Pull out every line below holding the word "Выберите".

______________________________

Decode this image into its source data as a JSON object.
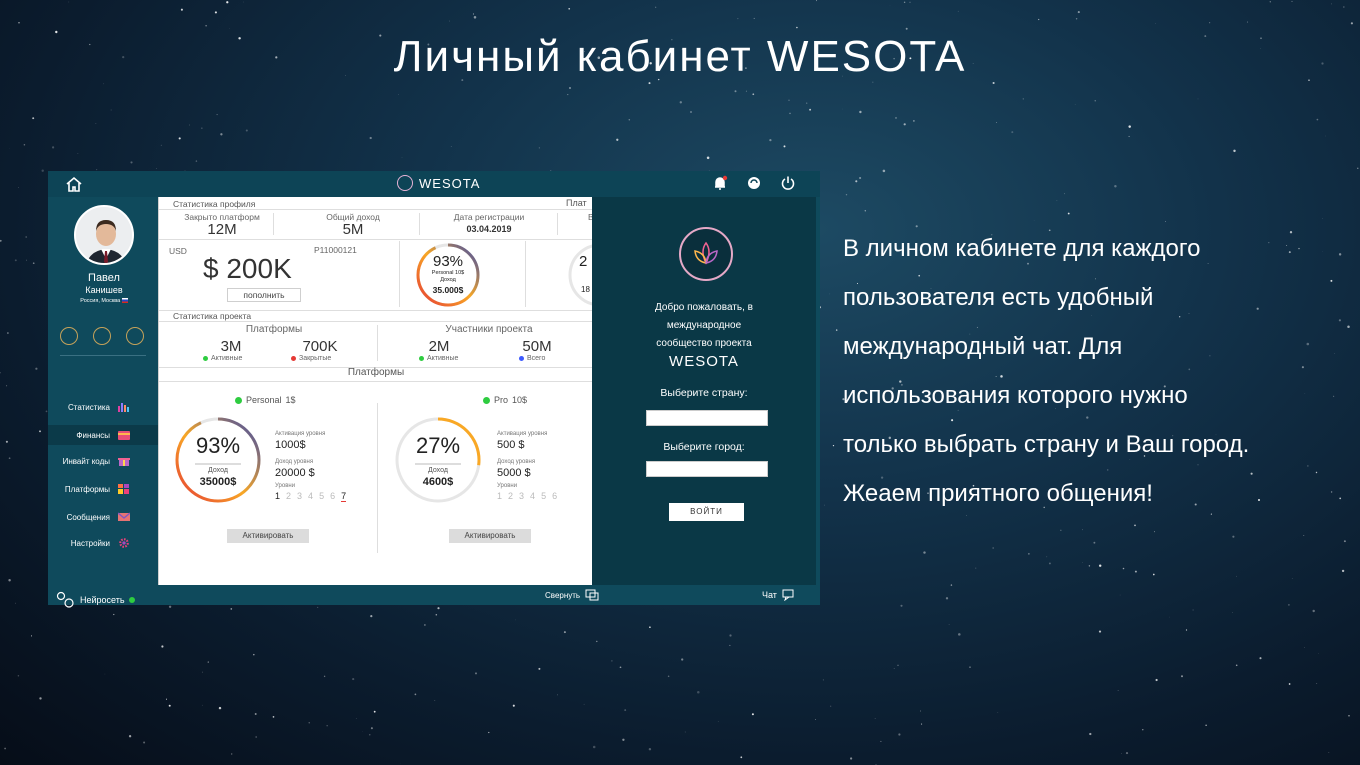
{
  "page": {
    "title": "Личный кабинет WESOTA",
    "description_lines": [
      "В личном кабинете для каждого",
      "пользователя есть удобный",
      "международный чат. Для",
      "использования которого нужно",
      "только выбрать страну и Ваш город.",
      "Жеаем приятного общения!"
    ]
  },
  "app": {
    "brand": "WESOTA",
    "user": {
      "first_name": "Павел",
      "last_name": "Канишев",
      "location": "Россия, Москва"
    },
    "nav": [
      {
        "label": "Статистика",
        "icon": "bar-chart-icon"
      },
      {
        "label": "Финансы",
        "icon": "wallet-icon",
        "active": true
      },
      {
        "label": "Инвайт коды",
        "icon": "gift-icon"
      },
      {
        "label": "Платформы",
        "icon": "grid-icon"
      },
      {
        "label": "Сообщения",
        "icon": "envelope-icon"
      },
      {
        "label": "Настройки",
        "icon": "gear-icon"
      }
    ],
    "neuro_label": "Нейросеть",
    "profile": {
      "section_label": "Статистика профиля",
      "section_label_right": "Плат",
      "closed_platforms_label": "Закрыто платформ",
      "closed_platforms_value": "12M",
      "total_income_label": "Общий доход",
      "total_income_value": "5M",
      "reg_date_label": "Дата регистрации",
      "reg_date_value": "03.04.2019",
      "reg_right_fragment": "В",
      "currency": "USD",
      "account_id": "P11000121",
      "balance": "$ 200K",
      "topup_label": "пополнить",
      "ring_percent": "93%",
      "ring_sub": "Personal 10$",
      "ring_income_label": "Доход",
      "ring_income": "35.000$",
      "right_ring_fragment": "2",
      "right_ring_sub": "18"
    },
    "project": {
      "section_label": "Статистика проекта",
      "platforms_label": "Платформы",
      "platforms_active": "3M",
      "platforms_active_label": "Активные",
      "platforms_closed": "700K",
      "platforms_closed_label": "Закрытые",
      "members_label": "Участники проекта",
      "members_active": "2M",
      "members_active_label": "Активные",
      "members_total": "50M",
      "members_total_label": "Всего"
    },
    "platforms": {
      "section_label": "Платформы",
      "activation_label": "Активация уровня",
      "level_income_label": "Доход уровня",
      "levels_label": "Уровни",
      "income_label": "Доход",
      "activate_label": "Активировать",
      "cards": [
        {
          "name": "Personal",
          "price": "1$",
          "percent": "93%",
          "progress": 0.93,
          "income": "35000$",
          "activation": "1000$",
          "level_income": "20000 $",
          "levels": [
            "1",
            "2",
            "3",
            "4",
            "5",
            "6",
            "7"
          ],
          "current_level": "7"
        },
        {
          "name": "Pro",
          "price": "10$",
          "percent": "27%",
          "progress": 0.27,
          "income": "4600$",
          "activation": "500 $",
          "level_income": "5000 $",
          "levels": [
            "1",
            "2",
            "3",
            "4",
            "5",
            "6"
          ],
          "current_level": ""
        }
      ]
    },
    "chat": {
      "welcome_line1": "Добро пожаловать, в",
      "welcome_line2": "международное",
      "welcome_line3": "сообщество проекта",
      "welcome_brand": "WESOTA",
      "country_label": "Выберите страну:",
      "city_label": "Выберите город:",
      "login_label": "ВОЙТИ"
    },
    "bottom": {
      "collapse_label": "Свернуть",
      "chat_label": "Чат"
    },
    "colors": {
      "accent_green": "#2ecc40",
      "accent_red": "#e53935",
      "accent_blue": "#3d5afe",
      "frame": "#0f4a5c"
    }
  }
}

______________________________

▶ [THE RESPONSE]
      "country_label": "Выберите страну:",
      "city_label": "Выберите город:",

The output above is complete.